---------- Records for the task

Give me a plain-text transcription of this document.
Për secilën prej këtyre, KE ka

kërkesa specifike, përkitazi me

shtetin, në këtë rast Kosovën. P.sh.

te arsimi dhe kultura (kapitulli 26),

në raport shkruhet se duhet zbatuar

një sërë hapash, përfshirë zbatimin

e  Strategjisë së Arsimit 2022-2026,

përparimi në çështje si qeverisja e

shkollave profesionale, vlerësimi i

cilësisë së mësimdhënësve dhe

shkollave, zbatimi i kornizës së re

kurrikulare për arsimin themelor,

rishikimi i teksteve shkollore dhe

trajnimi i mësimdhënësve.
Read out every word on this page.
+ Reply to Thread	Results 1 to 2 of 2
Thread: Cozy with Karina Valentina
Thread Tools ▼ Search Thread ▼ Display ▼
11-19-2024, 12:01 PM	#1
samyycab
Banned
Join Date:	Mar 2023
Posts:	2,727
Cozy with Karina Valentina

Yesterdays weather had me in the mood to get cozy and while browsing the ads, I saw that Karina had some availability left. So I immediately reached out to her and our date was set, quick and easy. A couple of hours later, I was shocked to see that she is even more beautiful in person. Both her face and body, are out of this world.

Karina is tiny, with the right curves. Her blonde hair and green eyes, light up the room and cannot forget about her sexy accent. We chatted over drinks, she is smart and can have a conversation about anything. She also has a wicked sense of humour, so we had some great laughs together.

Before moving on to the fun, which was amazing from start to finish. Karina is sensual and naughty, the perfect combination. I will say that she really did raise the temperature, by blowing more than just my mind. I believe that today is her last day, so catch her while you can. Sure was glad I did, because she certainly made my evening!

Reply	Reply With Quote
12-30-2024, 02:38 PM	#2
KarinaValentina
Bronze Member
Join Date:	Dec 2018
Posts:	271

--------------------

=== Task objective ===
For the string "mësimdhënësve", count the lines of the entries above that include it; answer with the number only.

=== Written response ===
2